**PROMPT**
Your task is to copy every record exactly.

**RAW DATA**
⟨

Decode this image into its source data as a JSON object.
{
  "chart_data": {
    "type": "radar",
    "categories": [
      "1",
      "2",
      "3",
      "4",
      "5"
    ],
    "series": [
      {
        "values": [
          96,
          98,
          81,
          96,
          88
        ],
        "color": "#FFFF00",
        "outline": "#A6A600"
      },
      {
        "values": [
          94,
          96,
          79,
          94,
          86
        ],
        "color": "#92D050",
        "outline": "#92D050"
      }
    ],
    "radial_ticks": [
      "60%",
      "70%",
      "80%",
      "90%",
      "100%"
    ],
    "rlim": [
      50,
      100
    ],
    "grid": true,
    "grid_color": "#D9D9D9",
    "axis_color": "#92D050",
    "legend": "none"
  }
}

⟩

**TASK SOLUTION**
Decode this image into its source data as a JSON object.
{
  "chart_data": {
    "type": "radar",
    "categories": [
      "1",
      "2",
      "3",
      "4",
      "5"
    ],
    "series": [
      {
        "values": [
          96,
          98,
          81,
          96,
          88
        ],
        "color": "#FFFF00",
        "outline": "#A6A600"
      },
      {
        "values": [
          94,
          96,
          79,
          94,
          86
        ],
        "color": "#92D050",
        "outline": "#92D050"
      }
    ],
    "radial_ticks": [
      "60%",
      "70%",
      "80%",
      "90%",
      "100%"
    ],
    "rlim": [
      50,
      100
    ],
    "grid": true,
    "grid_color": "#D9D9D9",
    "axis_color": "#92D050",
    "legend": "none"
  }
}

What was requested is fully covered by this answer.